[Rows from a dataset]
** begin **
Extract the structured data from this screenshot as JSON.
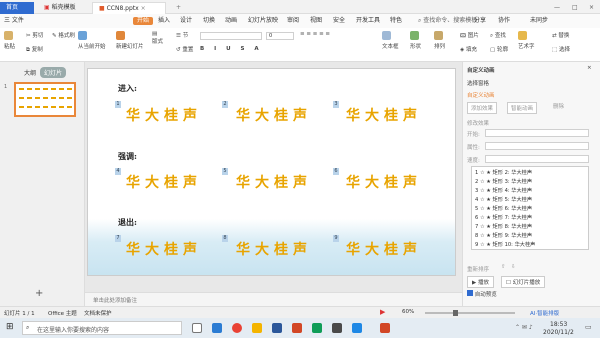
{
  "tabs": {
    "home": "首页",
    "templates": "稻壳模板",
    "file": "CCN8.pptx"
  },
  "menu": {
    "file": "三 文件",
    "start": "开始",
    "insert": "插入",
    "design": "设计",
    "transition": "切换",
    "animation": "动画",
    "slideshow": "幻灯片放映",
    "review": "审阅",
    "view": "视图",
    "security": "安全",
    "devtools": "开发工具",
    "special": "特色",
    "search": "查找命令、搜索模板",
    "share": "分享",
    "collab": "协作",
    "cloud": "未同步"
  },
  "toolbar": {
    "paste": "粘贴",
    "cut": "剪切",
    "format": "格式刷",
    "copy": "复制",
    "from_current": "从当前开始",
    "new_slide": "新建幻灯片",
    "layout": "版式",
    "section": "节",
    "reset": "重置",
    "textbox": "文本框",
    "shape": "形状",
    "arrange": "排列",
    "image": "图片",
    "fill": "填充",
    "find": "查找",
    "outline": "轮廓",
    "replace": "替换",
    "select": "选择",
    "wordart": "艺术字",
    "fontsize": "0"
  },
  "left": {
    "outline": "大纲",
    "slides": "幻灯片",
    "slide_no": "1"
  },
  "slide": {
    "enter": "进入:",
    "emphasis": "强调:",
    "exit": "退出:",
    "fx_text": "华大桂声",
    "nums": [
      "1",
      "2",
      "3",
      "4",
      "5",
      "6",
      "7",
      "8",
      "9"
    ]
  },
  "notes": {
    "placeholder": "单击此处添加备注"
  },
  "right": {
    "title": "自定义动画",
    "select_pane": "选择窗格",
    "custom": "自定义动画",
    "add_effect": "添加效果",
    "smart": "智能动画",
    "delete": "删除",
    "modify": "修改效果",
    "start": "开始:",
    "prop": "属性:",
    "speed": "速度:",
    "items": [
      "1 ☆ ★ 矩形 2: 华大桂声",
      "2 ☆ ★ 矩形 3: 华大桂声",
      "3 ☆ ★ 矩形 4: 华大桂声",
      "4 ☆ ★ 矩形 5: 华大桂声",
      "5 ☆ ★ 矩形 6: 华大桂声",
      "6 ☆ ★ 矩形 7: 华大桂声",
      "7 ☆ ★ 矩形 8: 华大桂声",
      "8 ☆ ★ 矩形 9: 华大桂声",
      "9 ☆ ★ 矩形 10: 华大桂声"
    ],
    "reorder": "重新排序",
    "play": "播放",
    "slideshow": "幻灯片播放",
    "autopreview": "自动预览"
  },
  "status": {
    "slide": "幻灯片 1 / 1",
    "theme": "Office 主题",
    "protect": "文档未保护",
    "zoom": "60%",
    "ai": "AI·智能排版"
  },
  "taskbar": {
    "search": "在这里输入你要搜索的内容",
    "time": "18:53",
    "date": "2020/11/2"
  }
}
** end **
All entries must be written out again exactly as given, with no pictures in the copy.

Extract the structured data from this screenshot as JSON.
{
  "tabs": {
    "home": "首页",
    "templates": "稻壳模板",
    "file": "CCN8.pptx"
  },
  "menu": {
    "file": "三 文件",
    "start": "开始",
    "insert": "插入",
    "design": "设计",
    "transition": "切换",
    "animation": "动画",
    "slideshow": "幻灯片放映",
    "review": "审阅",
    "view": "视图",
    "security": "安全",
    "devtools": "开发工具",
    "special": "特色",
    "search": "查找命令、搜索模板",
    "share": "分享",
    "collab": "协作",
    "cloud": "未同步"
  },
  "toolbar": {
    "paste": "粘贴",
    "cut": "剪切",
    "format": "格式刷",
    "copy": "复制",
    "from_current": "从当前开始",
    "new_slide": "新建幻灯片",
    "layout": "版式",
    "section": "节",
    "reset": "重置",
    "textbox": "文本框",
    "shape": "形状",
    "arrange": "排列",
    "image": "图片",
    "fill": "填充",
    "find": "查找",
    "outline": "轮廓",
    "replace": "替换",
    "select": "选择",
    "wordart": "艺术字",
    "fontsize": "0"
  },
  "left": {
    "outline": "大纲",
    "slides": "幻灯片",
    "slide_no": "1"
  },
  "slide": {
    "enter": "进入:",
    "emphasis": "强调:",
    "exit": "退出:",
    "fx_text": "华大桂声",
    "nums": [
      "1",
      "2",
      "3",
      "4",
      "5",
      "6",
      "7",
      "8",
      "9"
    ]
  },
  "notes": {
    "placeholder": "单击此处添加备注"
  },
  "right": {
    "title": "自定义动画",
    "select_pane": "选择窗格",
    "custom": "自定义动画",
    "add_effect": "添加效果",
    "smart": "智能动画",
    "delete": "删除",
    "modify": "修改效果",
    "start": "开始:",
    "prop": "属性:",
    "speed": "速度:",
    "items": [
      "1 ☆ ★ 矩形 2: 华大桂声",
      "2 ☆ ★ 矩形 3: 华大桂声",
      "3 ☆ ★ 矩形 4: 华大桂声",
      "4 ☆ ★ 矩形 5: 华大桂声",
      "5 ☆ ★ 矩形 6: 华大桂声",
      "6 ☆ ★ 矩形 7: 华大桂声",
      "7 ☆ ★ 矩形 8: 华大桂声",
      "8 ☆ ★ 矩形 9: 华大桂声",
      "9 ☆ ★ 矩形 10: 华大桂声"
    ],
    "reorder": "重新排序",
    "play": "播放",
    "slideshow": "幻灯片播放",
    "autopreview": "自动预览"
  },
  "status": {
    "slide": "幻灯片 1 / 1",
    "theme": "Office 主题",
    "protect": "文档未保护",
    "zoom": "60%",
    "ai": "AI·智能排版"
  },
  "taskbar": {
    "search": "在这里输入你要搜索的内容",
    "time": "18:53",
    "date": "2020/11/2"
  }
}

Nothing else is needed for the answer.